Mark Hammermeister / Flickr Donald Trump...
Mark Hammermeister / Flickr

The Washington Post’s Philip Bump had a column on Wednesday scolding media outlets and The Hill in particular for continuing to pump out headlines that merely repeat whatever lie Donald Trump has settled into on any given day.

Most Americans don’t follow Trump on Twitter but come across his tweets on a regular basis. Many, if not most, Americans also rely heavily on headlines to convey news to them. Meaning that many Americans learn about what Trump says in his tweets through the summaries that appear in headlines.

That’s why a headline like the Hill’s is a disservice. It provides no context for Trump’s claim, acting instead like a retweet of Trump’s false assertion across another platform. What Trump tweeted is false, and news outlets should make that as clear as possible when covering his tweets (or his statements more broadly), including in headlines.

The claim in question was Trump’s assertion that there is “no longer a nuclear threat from North Korea,” which is either an intentional lie or evidence of dementia. North Korea still has every nuclear weapon they had last week; there is no denuclearization plan, or anything more than a few sentences saying denuclearization sure might be nice someday. But that is how Trump wanted to sell the meeting, and so that’s what he said, and so headline writers announced he said it while, in many cases, making no effort at all to inform readers that it was a lie.

Tasks to perform:
1. According to the passage on headline coverage, which outlet did Philip Bump's column single out for criticism?
2. Continue the passage on headline coverage, starting after its final sentence.

Box coordinate listings

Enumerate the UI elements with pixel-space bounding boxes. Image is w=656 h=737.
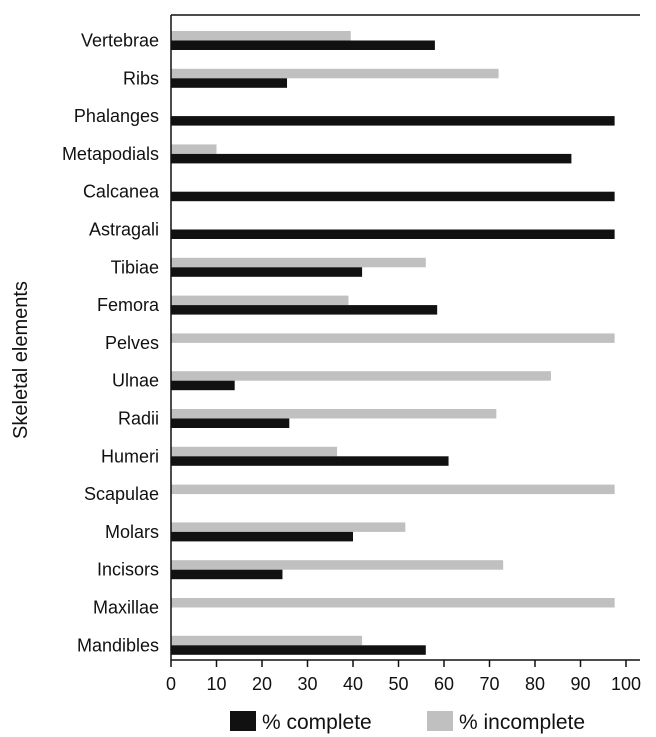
x-tick-label-80: 80 (525, 674, 545, 694)
legend: % complete % incomplete (230, 711, 585, 734)
category-label-maxillae: Maxillae (93, 598, 159, 618)
bar-complete-calcanea (171, 191, 615, 202)
category-label-vertebrae: Vertebrae (81, 31, 159, 51)
bar-complete-astragali (171, 229, 615, 239)
x-tick-label-40: 40 (343, 674, 363, 694)
bar-incomplete-molars (171, 522, 406, 532)
bar-complete-incisors (171, 569, 283, 580)
legend-swatch-incomplete (427, 711, 453, 731)
x-ticks: 0 10 20 30 40 50 60 70 80 90 100 (166, 660, 641, 694)
bar-incomplete-ribs (171, 68, 499, 79)
bar-complete-tibiae (171, 267, 363, 277)
y-axis-title: Skeletal elements (10, 281, 32, 439)
x-tick-label-10: 10 (206, 674, 226, 694)
bar-incomplete-vertebrae (171, 31, 351, 41)
x-tick-label-70: 70 (479, 674, 499, 694)
x-tick-label-0: 0 (166, 674, 176, 694)
x-tick-label-100: 100 (611, 674, 641, 694)
bar-incomplete-mandibles (171, 635, 363, 646)
x-tick-label-20: 20 (252, 674, 272, 694)
x-tick-label-30: 30 (297, 674, 317, 694)
category-label-metapodials: Metapodials (62, 144, 159, 164)
bar-incomplete-radii (171, 409, 497, 419)
bar-incomplete-tibiae (171, 257, 426, 268)
axes-layer (170, 14, 640, 661)
legend-swatch-complete (230, 711, 256, 731)
bar-incomplete-maxillae (171, 598, 615, 608)
bar-complete-phalanges (171, 116, 615, 126)
bars-layer (171, 31, 615, 655)
bar-incomplete-incisors (171, 560, 504, 570)
bar-complete-humeri (171, 456, 449, 466)
category-label-astragali: Astragali (89, 220, 159, 240)
category-labels: Vertebrae Ribs Phalanges Metapodials Calcane… (62, 31, 160, 656)
category-label-phalanges: Phalanges (74, 106, 159, 126)
category-label-pelves: Pelves (105, 333, 159, 353)
category-label-molars: Molars (105, 522, 159, 542)
category-label-humeri: Humeri (101, 446, 159, 466)
category-label-scapulae: Scapulae (84, 484, 159, 504)
category-label-tibiae: Tibiae (111, 257, 159, 277)
legend-label-complete: % complete (262, 711, 372, 734)
bar-complete-mandibles (171, 645, 426, 655)
category-label-calcanea: Calcanea (83, 182, 160, 202)
category-label-incisors: Incisors (97, 560, 159, 580)
category-label-ribs: Ribs (123, 68, 159, 88)
bar-complete-molars (171, 531, 353, 542)
bar-complete-femora (171, 305, 438, 315)
category-label-mandibles: Mandibles (77, 635, 159, 655)
bar-complete-metapodials (171, 153, 572, 164)
bar-incomplete-scapulae (171, 484, 615, 495)
legend-label-incomplete: % incomplete (459, 711, 585, 734)
x-tick-label-60: 60 (434, 674, 454, 694)
bar-complete-vertebrae (171, 40, 435, 50)
bar-complete-ulnae (171, 380, 235, 391)
bar-complete-radii (171, 418, 290, 428)
bar-incomplete-humeri (171, 446, 338, 457)
bar-incomplete-ulnae (171, 371, 551, 381)
category-label-radii: Radii (118, 409, 159, 429)
x-tick-label-50: 50 (388, 674, 408, 694)
bar-incomplete-femora (171, 295, 349, 306)
category-label-femora: Femora (97, 295, 160, 315)
bar-incomplete-metapodials (171, 144, 217, 154)
category-label-ulnae: Ulnae (112, 371, 159, 391)
bar-complete-ribs (171, 78, 288, 88)
x-tick-label-90: 90 (570, 674, 590, 694)
bar-incomplete-pelves (171, 333, 615, 343)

The answers:
1. The Hill

2.
And the problem with that is both very simple and known to every headline writer in America: Most people scanning through their social media feed see only the headlines. They don’t click on the articles. They couldn’t possibly read every article. So they get their news from the headline, and anyone who saw The Hill‘s version scroll quickly by would see a baldfaced lie from a political leader with absolutely no hint that it was, in fact, untrue.

This isn’t a minor concern, either. Language researchers have determined that repetition of ideas and frameworks is key to embedding them deep in the public psyche; that’s not just the scientific basis for every advertising slogan and jingle you’ve ever heard, but the key public tool of authoritarian governments. The incessant repetition of Trump’s preferred language for his imaginary successes and imaginary scandals “shapes the way we think,” whether we like it or not.

“Fake news” proclaims that the news is fake. The use of “fake” is designed to delegitimize the press itself. Trump also uses strategic name-calling to undermine the Russia investigation, tagging it as a “witch-hunt” by the “deep state” in an attempt to shift blame. It’s false, but when the press repeats it, his narrative wins.

The media perpetuated a Trump lie by repeating “spygate”, which falsely characterized the FBI informant as a spy. Once made, such a mistake by the press is hard to correct.

The basic fact is that Trump lies, and does so daily and, apparently, uncontrollably. Our press, long bludgeoned by professional partisans for any hint of bias, has “corrected” for that bias by studiously repeating false political claims, considering the mere fact that someone important said them to be the “news” but evaluating the truth of those claims only in passing, if at all.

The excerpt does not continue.